Return each line of the material verbatim.

INFORMATION SHOWN.
"""
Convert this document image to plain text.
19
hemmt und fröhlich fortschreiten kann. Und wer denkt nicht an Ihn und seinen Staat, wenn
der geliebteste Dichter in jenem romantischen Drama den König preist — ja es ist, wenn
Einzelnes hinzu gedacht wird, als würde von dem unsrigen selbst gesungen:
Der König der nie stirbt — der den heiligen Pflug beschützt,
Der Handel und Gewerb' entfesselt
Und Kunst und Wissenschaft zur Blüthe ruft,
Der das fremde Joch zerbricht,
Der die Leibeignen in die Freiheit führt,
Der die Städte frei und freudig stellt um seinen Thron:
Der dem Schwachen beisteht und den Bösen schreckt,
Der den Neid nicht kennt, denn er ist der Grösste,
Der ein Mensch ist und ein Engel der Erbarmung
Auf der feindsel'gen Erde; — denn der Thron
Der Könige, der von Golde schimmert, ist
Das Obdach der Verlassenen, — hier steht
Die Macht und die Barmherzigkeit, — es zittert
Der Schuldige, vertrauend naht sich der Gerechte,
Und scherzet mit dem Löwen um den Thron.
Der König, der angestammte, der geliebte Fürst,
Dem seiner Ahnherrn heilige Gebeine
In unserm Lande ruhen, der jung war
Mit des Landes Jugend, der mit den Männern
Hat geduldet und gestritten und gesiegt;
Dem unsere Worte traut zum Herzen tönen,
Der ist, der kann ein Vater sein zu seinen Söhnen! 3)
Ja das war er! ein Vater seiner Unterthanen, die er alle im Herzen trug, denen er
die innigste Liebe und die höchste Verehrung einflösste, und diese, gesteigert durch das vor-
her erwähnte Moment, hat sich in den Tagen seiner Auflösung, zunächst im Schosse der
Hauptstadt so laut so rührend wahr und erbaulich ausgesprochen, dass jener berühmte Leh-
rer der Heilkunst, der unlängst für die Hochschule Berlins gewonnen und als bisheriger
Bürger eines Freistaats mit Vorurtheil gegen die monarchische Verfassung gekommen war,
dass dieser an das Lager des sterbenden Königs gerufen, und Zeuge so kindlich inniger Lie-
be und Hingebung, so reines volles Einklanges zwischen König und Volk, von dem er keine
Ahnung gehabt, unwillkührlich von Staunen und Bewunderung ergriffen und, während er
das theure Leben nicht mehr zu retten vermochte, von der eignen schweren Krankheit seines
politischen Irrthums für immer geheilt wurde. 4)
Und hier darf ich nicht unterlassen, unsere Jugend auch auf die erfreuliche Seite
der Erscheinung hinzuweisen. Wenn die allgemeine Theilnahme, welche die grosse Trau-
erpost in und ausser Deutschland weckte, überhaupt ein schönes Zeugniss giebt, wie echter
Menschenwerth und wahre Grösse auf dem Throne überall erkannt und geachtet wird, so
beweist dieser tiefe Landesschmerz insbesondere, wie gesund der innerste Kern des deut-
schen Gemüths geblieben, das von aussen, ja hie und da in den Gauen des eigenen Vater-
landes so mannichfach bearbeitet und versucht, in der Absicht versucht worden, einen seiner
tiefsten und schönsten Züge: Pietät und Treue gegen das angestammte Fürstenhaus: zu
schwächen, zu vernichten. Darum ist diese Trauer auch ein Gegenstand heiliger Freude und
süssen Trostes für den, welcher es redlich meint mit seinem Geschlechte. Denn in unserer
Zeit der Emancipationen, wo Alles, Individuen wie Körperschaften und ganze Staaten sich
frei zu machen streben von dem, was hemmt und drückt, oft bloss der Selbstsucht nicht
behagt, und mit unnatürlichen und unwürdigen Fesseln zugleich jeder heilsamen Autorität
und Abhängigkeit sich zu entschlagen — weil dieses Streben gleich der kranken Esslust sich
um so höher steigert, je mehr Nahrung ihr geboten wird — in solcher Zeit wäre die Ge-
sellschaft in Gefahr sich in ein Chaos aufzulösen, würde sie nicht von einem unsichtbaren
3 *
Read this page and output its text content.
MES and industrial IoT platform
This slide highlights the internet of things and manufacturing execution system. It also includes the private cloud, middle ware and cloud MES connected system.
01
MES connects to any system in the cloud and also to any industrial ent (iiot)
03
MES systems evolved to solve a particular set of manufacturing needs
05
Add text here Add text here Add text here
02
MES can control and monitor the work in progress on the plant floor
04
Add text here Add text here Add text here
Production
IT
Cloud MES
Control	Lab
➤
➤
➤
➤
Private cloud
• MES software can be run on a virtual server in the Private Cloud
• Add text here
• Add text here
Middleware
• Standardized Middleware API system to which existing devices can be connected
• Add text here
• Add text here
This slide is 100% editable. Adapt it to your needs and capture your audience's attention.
"""
WORKED SOLUTION.
Convert this document image to plain text.
19
hemmt und fröhlich fortschreiten kann. Und wer denkt nicht an Ihn und seinen Staat, wenn
der geliebteste Dichter in jenem romantischen Drama den König preist — ja es ist, wenn
Einzelnes hinzu gedacht wird, als würde von dem unsrigen selbst gesungen:
Der König der nie stirbt — der den heiligen Pflug beschützt,
Der Handel und Gewerb' entfesselt
Und Kunst und Wissenschaft zur Blüthe ruft,
Der das fremde Joch zerbricht,
Der die Leibeignen in die Freiheit führt,
Der die Städte frei und freudig stellt um seinen Thron:
Der dem Schwachen beisteht und den Bösen schreckt,
Der den Neid nicht kennt, denn er ist der Grösste,
Der ein Mensch ist und ein Engel der Erbarmung
Auf der feindsel'gen Erde; — denn der Thron
Der Könige, der von Golde schimmert, ist
Das Obdach der Verlassenen, — hier steht
Die Macht und die Barmherzigkeit, — es zittert
Der Schuldige, vertrauend naht sich der Gerechte,
Und scherzet mit dem Löwen um den Thron.
Der König, der angestammte, der geliebte Fürst,
Dem seiner Ahnherrn heilige Gebeine
In unserm Lande ruhen, der jung war
Mit des Landes Jugend, der mit den Männern
Hat geduldet und gestritten und gesiegt;
Dem unsere Worte traut zum Herzen tönen,
Der ist, der kann ein Vater sein zu seinen Söhnen! 3)
Ja das war er! ein Vater seiner Unterthanen, die er alle im Herzen trug, denen er
die innigste Liebe und die höchste Verehrung einflösste, und diese, gesteigert durch das vor-
her erwähnte Moment, hat sich in den Tagen seiner Auflösung, zunächst im Schosse der
Hauptstadt so laut so rührend wahr und erbaulich ausgesprochen, dass jener berühmte Leh-
rer der Heilkunst, der unlängst für die Hochschule Berlins gewonnen und als bisheriger
Bürger eines Freistaats mit Vorurtheil gegen die monarchische Verfassung gekommen war,
dass dieser an das Lager des sterbenden Königs gerufen, und Zeuge so kindlich inniger Lie-
be und Hingebung, so reines volles Einklanges zwischen König und Volk, von dem er keine
Ahnung gehabt, unwillkührlich von Staunen und Bewunderung ergriffen und, während er
das theure Leben nicht mehr zu retten vermochte, von der eignen schweren Krankheit seines
politischen Irrthums für immer geheilt wurde. 4)
Und hier darf ich nicht unterlassen, unsere Jugend auch auf die erfreuliche Seite
der Erscheinung hinzuweisen. Wenn die allgemeine Theilnahme, welche die grosse Trau-
erpost in und ausser Deutschland weckte, überhaupt ein schönes Zeugniss giebt, wie echter
Menschenwerth und wahre Grösse auf dem Throne überall erkannt und geachtet wird, so
beweist dieser tiefe Landesschmerz insbesondere, wie gesund der innerste Kern des deut-
schen Gemüths geblieben, das von aussen, ja hie und da in den Gauen des eigenen Vater-
landes so mannichfach bearbeitet und versucht, in der Absicht versucht worden, einen seiner
tiefsten und schönsten Züge: Pietät und Treue gegen das angestammte Fürstenhaus: zu
schwächen, zu vernichten. Darum ist diese Trauer auch ein Gegenstand heiliger Freude und
süssen Trostes für den, welcher es redlich meint mit seinem Geschlechte. Denn in unserer
Zeit der Emancipationen, wo Alles, Individuen wie Körperschaften und ganze Staaten sich
frei zu machen streben von dem, was hemmt und drückt, oft bloss der Selbstsucht nicht
behagt, und mit unnatürlichen und unwürdigen Fesseln zugleich jeder heilsamen Autorität
und Abhängigkeit sich zu entschlagen — weil dieses Streben gleich der kranken Esslust sich
um so höher steigert, je mehr Nahrung ihr geboten wird — in solcher Zeit wäre die Ge-
sellschaft in Gefahr sich in ein Chaos aufzulösen, würde sie nicht von einem unsichtbaren
3 *
Read this page and output its text content.
MES and industrial IoT platform
This slide highlights the internet of things and manufacturing execution system. It also includes the private cloud, middle ware and cloud MES connected system.
01
MES connects to any system in the cloud and also to any industrial ent (iiot)
03
MES systems evolved to solve a particular set of manufacturing needs
05
Add text here Add text here Add text here
02
MES can control and monitor the work in progress on the plant floor
04
Add text here Add text here Add text here
Production
IT
Cloud MES
Control	Lab
➤
➤
➤
➤
Private cloud
• MES software can be run on a virtual server in the Private Cloud
• Add text here
• Add text here
Middleware
• Standardized Middleware API system to which existing devices can be connected
• Add text here
• Add text here
This slide is 100% editable. Adapt it to your needs and capture your audience's attention.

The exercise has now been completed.